◆ Request ◆
In the material, from the line with "terminal-cursor[interactable] xyxy=(705,859,713,871)" up to and including the line with "left-tab-bar: 1 192.168.2.32", swap every "terminal-line" for "console-line" and give back only those lines, otherwise unchanged.

* begin Data excerpts *

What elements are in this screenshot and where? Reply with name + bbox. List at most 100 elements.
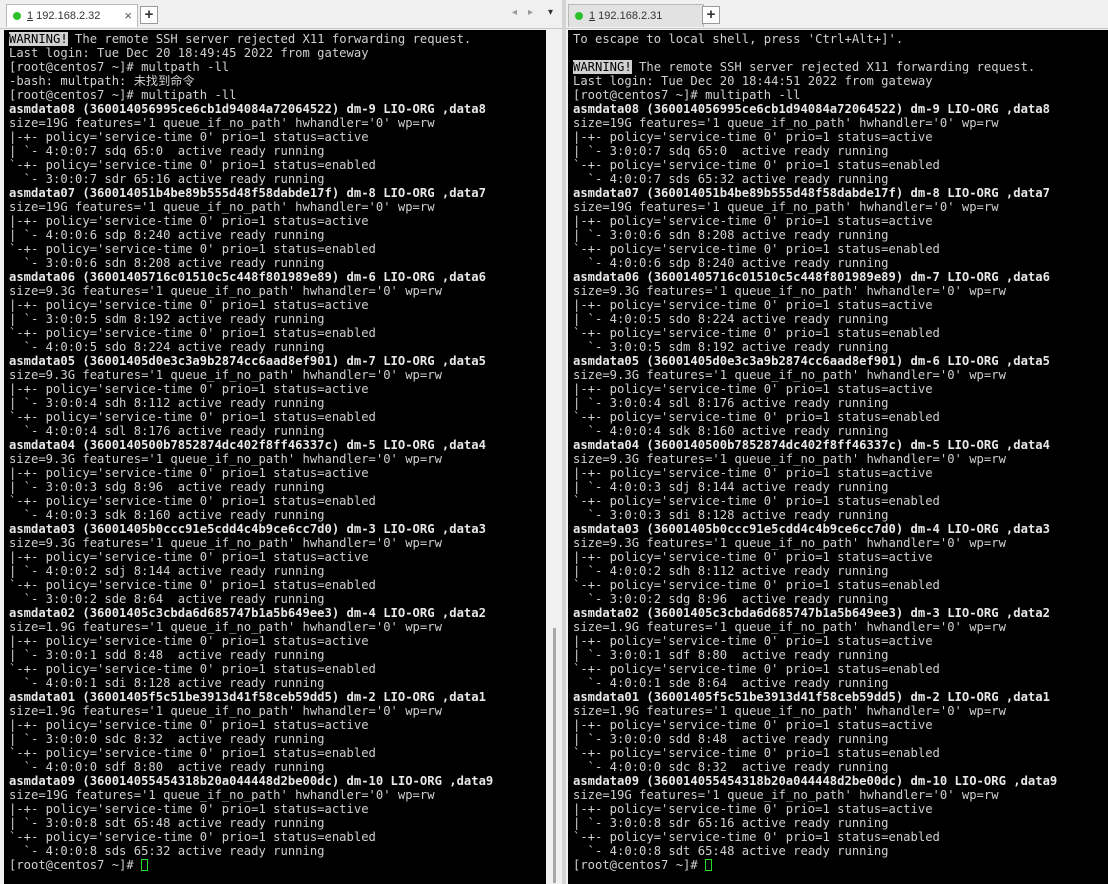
terminal-cursor[interactable] xyxy=(705,859,713,871)
tab-session-192-168-2-32[interactable]: 1 192.168.2.32 × xyxy=(6,4,138,27)
terminal-line: [root@centos7 ~]# multpath -ll xyxy=(9,60,546,74)
new-tab-button[interactable]: + xyxy=(702,6,720,24)
terminal-text: size=1.9G features='1 queue_if_no_path' … xyxy=(573,620,1006,634)
terminal-line: asmdata06 (36001405716c01510c5c448f80198… xyxy=(9,270,546,284)
multipath-device-header: asmdata03 (36001405b0ccc91e5cdd4c4b9ce6c… xyxy=(9,522,486,536)
terminal-line: `- 3:0:0:7 sdr 65:16 active ready runnin… xyxy=(9,172,546,186)
terminal-line: [root@centos7 ~]# xyxy=(9,858,546,872)
terminal-line: `-+- policy='service-time 0' prio=1 stat… xyxy=(573,662,1108,676)
multipath-device-header: asmdata06 (36001405716c01510c5c448f80198… xyxy=(9,270,486,284)
terminal-text: size=9.3G features='1 queue_if_no_path' … xyxy=(573,452,1006,466)
terminal-text: size=1.9G features='1 queue_if_no_path' … xyxy=(9,620,442,634)
left-tab-bar: 1 192.168.2.32 × + ◂ ▸ ▾ xyxy=(0,0,562,29)
terminal-line: asmdata06 (36001405716c01510c5c448f80198… xyxy=(573,270,1108,284)
terminal-text: The remote SSH server rejected X11 forwa… xyxy=(67,32,472,46)
terminal-line: `-+- policy='service-time 0' prio=1 stat… xyxy=(9,242,546,256)
terminal-line: | `- 3:0:0:4 sdh 8:112 active ready runn… xyxy=(9,396,546,410)
terminal-text: `- 4:0:0:7 sds 65:32 active ready runnin… xyxy=(573,172,889,186)
terminal-line: asmdata01 (36001405f5c51be3913d41f58ceb5… xyxy=(573,690,1108,704)
terminal-text: `-+- policy='service-time 0' prio=1 stat… xyxy=(573,746,940,760)
multipath-device-header: asmdata02 (36001405c3cbda6d685747b1a5b64… xyxy=(573,606,1050,620)
terminal-line: size=19G features='1 queue_if_no_path' h… xyxy=(573,200,1108,214)
terminal-line: size=19G features='1 queue_if_no_path' h… xyxy=(573,788,1108,802)
terminal-text: `- 4:0:0:1 sde 8:64 active ready running xyxy=(573,676,889,690)
terminal-text: `-+- policy='service-time 0' prio=1 stat… xyxy=(573,158,940,172)
terminal-line: size=19G features='1 queue_if_no_path' h… xyxy=(9,116,546,130)
terminal-text: `- 4:0:0:8 sds 65:32 active ready runnin… xyxy=(9,844,325,858)
terminal-text: `-+- policy='service-time 0' prio=1 stat… xyxy=(9,242,376,256)
tab-session-192-168-2-31[interactable]: 1 192.168.2.31 xyxy=(568,4,704,27)
terminal-line: | `- 3:0:0:8 sdt 65:48 active ready runn… xyxy=(9,816,546,830)
terminal-line: |-+- policy='service-time 0' prio=1 stat… xyxy=(9,214,546,228)
terminal-line: asmdata04 (3600140500b7852874dc402f8ff46… xyxy=(9,438,546,452)
terminal-line: asmdata07 (360014051b4be89b555d48f58dabd… xyxy=(9,186,546,200)
terminal-line: | `- 3:0:0:3 sdg 8:96 active ready runni… xyxy=(9,480,546,494)
terminal-text: `- 4:0:0:4 sdk 8:160 active ready runnin… xyxy=(573,424,889,438)
new-tab-button[interactable]: + xyxy=(140,6,158,24)
left-session-pane: 1 192.168.2.32 × + ◂ ▸ ▾ WARNING! The re… xyxy=(0,0,562,884)
terminal-text: `- 4:0:0:8 sdt 65:48 active ready runnin… xyxy=(573,844,889,858)
terminal-text: | `- 3:0:0:4 sdl 8:176 active ready runn… xyxy=(573,396,889,410)
tab-list-dropdown-icon[interactable]: ▾ xyxy=(548,7,553,18)
terminal-line: `-+- policy='service-time 0' prio=1 stat… xyxy=(9,410,546,424)
scrollbar-thumb[interactable] xyxy=(553,628,556,883)
terminal-line: `- 3:0:0:2 sdg 8:96 active ready running xyxy=(573,592,1108,606)
terminal-text: `- 4:0:0:4 sdl 8:176 active ready runnin… xyxy=(9,424,325,438)
terminal-line: `-+- policy='service-time 0' prio=1 stat… xyxy=(573,578,1108,592)
terminal-cursor[interactable] xyxy=(141,859,149,871)
terminal-line: size=9.3G features='1 queue_if_no_path' … xyxy=(9,452,546,466)
multipath-device-header: asmdata05 (36001405d0e3c3a9b2874cc6aad8e… xyxy=(9,354,486,368)
left-terminal-scrollbar[interactable] xyxy=(546,30,562,884)
terminal-text: | `- 3:0:0:1 sdf 8:80 active ready runni… xyxy=(573,648,889,662)
warning-label: WARNING! xyxy=(573,60,632,74)
terminal-text: |-+- policy='service-time 0' prio=1 stat… xyxy=(573,718,933,732)
terminal-line: |-+- policy='service-time 0' prio=1 stat… xyxy=(573,550,1108,564)
terminal-line: | `- 3:0:0:0 sdd 8:48 active ready runni… xyxy=(573,732,1108,746)
terminal-text: |-+- policy='service-time 0' prio=1 stat… xyxy=(9,298,369,312)
terminal-line: `- 4:0:0:6 sdp 8:240 active ready runnin… xyxy=(573,256,1108,270)
terminal-text: `-+- policy='service-time 0' prio=1 stat… xyxy=(9,494,376,508)
terminal-line: `- 4:0:0:0 sdc 8:32 active ready running xyxy=(573,760,1108,774)
multipath-device-header: asmdata05 (36001405d0e3c3a9b2874cc6aad8e… xyxy=(573,354,1050,368)
terminal-line: `- 4:0:0:8 sds 65:32 active ready runnin… xyxy=(9,844,546,858)
terminal-text: size=1.9G features='1 queue_if_no_path' … xyxy=(9,704,442,718)
terminal-line: | `- 3:0:0:6 sdn 8:208 active ready runn… xyxy=(573,228,1108,242)
close-tab-icon[interactable]: × xyxy=(124,5,132,27)
terminal-line: WARNING! The remote SSH server rejected … xyxy=(573,60,1108,74)
terminal-text: `-+- policy='service-time 0' prio=1 stat… xyxy=(573,494,940,508)
terminal-text: | `- 3:0:0:0 sdc 8:32 active ready runni… xyxy=(9,732,325,746)
terminal-line: `- 4:0:0:4 sdl 8:176 active ready runnin… xyxy=(9,424,546,438)
terminal-line: | `- 4:0:0:7 sdq 65:0 active ready runni… xyxy=(9,144,546,158)
right-session-pane: 1 192.168.2.31 + To escape to local shel… xyxy=(566,0,1108,884)
tab-scroll-left-icon[interactable]: ◂ xyxy=(512,7,517,18)
right-terminal[interactable]: To escape to local shell, press 'Ctrl+Al… xyxy=(568,30,1108,884)
multipath-device-header: asmdata08 (360014056995ce6cb1d94084a7206… xyxy=(573,102,1050,116)
connected-status-icon xyxy=(13,12,21,20)
terminal-text: To escape to local shell, press 'Ctrl+Al… xyxy=(573,32,904,46)
terminal-line: |-+- policy='service-time 0' prio=1 stat… xyxy=(9,634,546,648)
terminal-text: size=19G features='1 queue_if_no_path' h… xyxy=(9,116,435,130)
terminal-line: size=1.9G features='1 queue_if_no_path' … xyxy=(573,704,1108,718)
terminal-line: |-+- policy='service-time 0' prio=1 stat… xyxy=(9,802,546,816)
terminal-line: |-+- policy='service-time 0' prio=1 stat… xyxy=(573,466,1108,480)
terminal-line: size=9.3G features='1 queue_if_no_path' … xyxy=(9,368,546,382)
terminal-line: `-+- policy='service-time 0' prio=1 stat… xyxy=(573,494,1108,508)
multipath-device-header: asmdata04 (3600140500b7852874dc402f8ff46… xyxy=(9,438,486,452)
terminal-line: asmdata08 (360014056995ce6cb1d94084a7206… xyxy=(9,102,546,116)
terminal-text: | `- 3:0:0:7 sdq 65:0 active ready runni… xyxy=(573,144,889,158)
terminal-text: |-+- policy='service-time 0' prio=1 stat… xyxy=(9,382,369,396)
terminal-line: [root@centos7 ~]# multipath -ll xyxy=(573,88,1108,102)
tab-scroll-right-icon[interactable]: ▸ xyxy=(528,7,533,18)
terminal-text: |-+- policy='service-time 0' prio=1 stat… xyxy=(9,634,369,648)
terminal-line: `- 4:0:0:4 sdk 8:160 active ready runnin… xyxy=(573,424,1108,438)
terminal-line: | `- 3:0:0:0 sdc 8:32 active ready runni… xyxy=(9,732,546,746)
terminal-line: |-+- policy='service-time 0' prio=1 stat… xyxy=(573,382,1108,396)
terminal-line: `- 4:0:0:1 sdi 8:128 active ready runnin… xyxy=(9,676,546,690)
multipath-device-header: asmdata07 (360014051b4be89b555d48f58dabd… xyxy=(9,186,486,200)
multipath-device-header: asmdata07 (360014051b4be89b555d48f58dabd… xyxy=(573,186,1050,200)
terminal-text: | `- 4:0:0:2 sdj 8:144 active ready runn… xyxy=(9,564,325,578)
terminal-line: [root@centos7 ~]# multipath -ll xyxy=(9,88,546,102)
terminal-text: |-+- policy='service-time 0' prio=1 stat… xyxy=(573,634,933,648)
terminal-line: asmdata03 (36001405b0ccc91e5cdd4c4b9ce6c… xyxy=(573,522,1108,536)
left-terminal[interactable]: WARNING! The remote SSH server rejected … xyxy=(4,30,546,884)
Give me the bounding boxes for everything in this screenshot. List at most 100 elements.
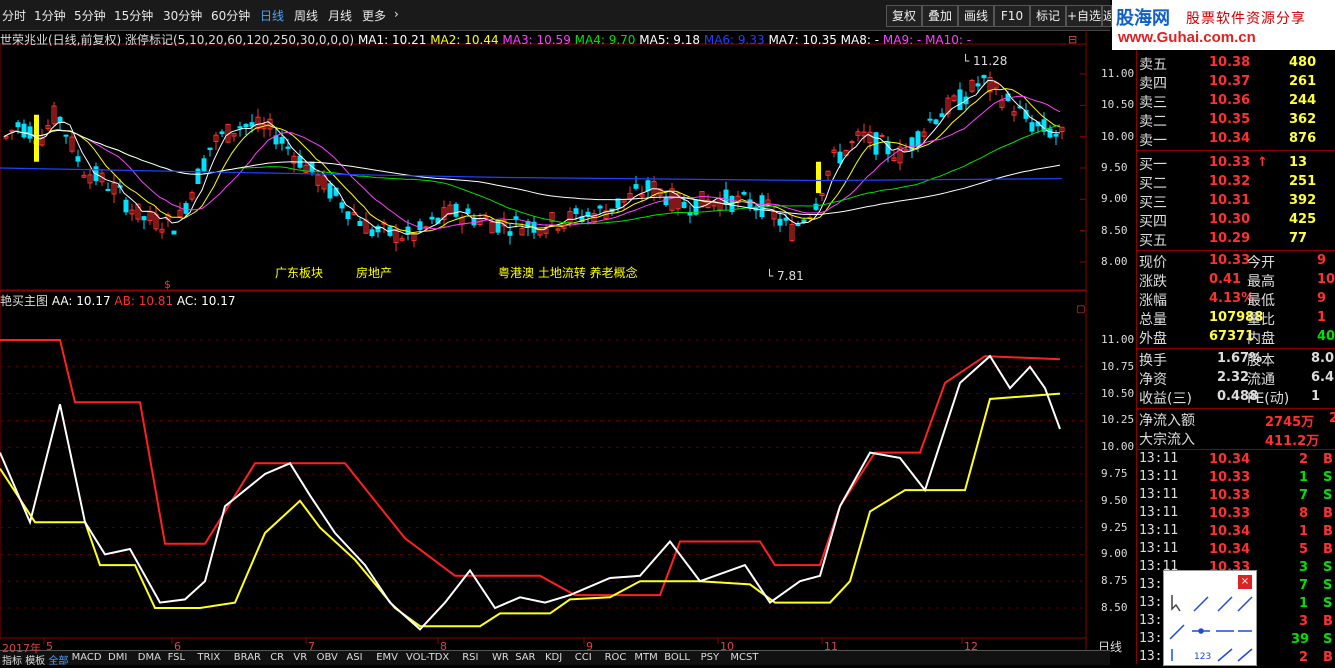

* end Data excerpts *

◆ Solution to the exercise ◆
terminal-cursor[interactable] xyxy=(705,859,713,871)
tab-session-192-168-2-32[interactable]: 1 192.168.2.32 × xyxy=(6,4,138,27)
console-line: [root@centos7 ~]# multpath -ll xyxy=(9,60,546,74)
new-tab-button[interactable]: + xyxy=(702,6,720,24)
terminal-text: size=1.9G features='1 queue_if_no_path' … xyxy=(573,620,1006,634)
console-line: asmdata06 (36001405716c01510c5c448f80198… xyxy=(9,270,546,284)
multipath-device-header: asmdata03 (36001405b0ccc91e5cdd4c4b9ce6c… xyxy=(9,522,486,536)
console-line: `- 3:0:0:7 sdr 65:16 active ready runnin… xyxy=(9,172,546,186)
console-line: [root@centos7 ~]# xyxy=(9,858,546,872)
console-line: `-+- policy='service-time 0' prio=1 stat… xyxy=(573,662,1108,676)
multipath-device-header: asmdata06 (36001405716c01510c5c448f80198… xyxy=(9,270,486,284)
terminal-text: size=9.3G features='1 queue_if_no_path' … xyxy=(573,452,1006,466)
terminal-text: size=1.9G features='1 queue_if_no_path' … xyxy=(9,620,442,634)
left-tab-bar: 1 192.168.2.32 × + ◂ ▸ ▾ xyxy=(0,0,562,29)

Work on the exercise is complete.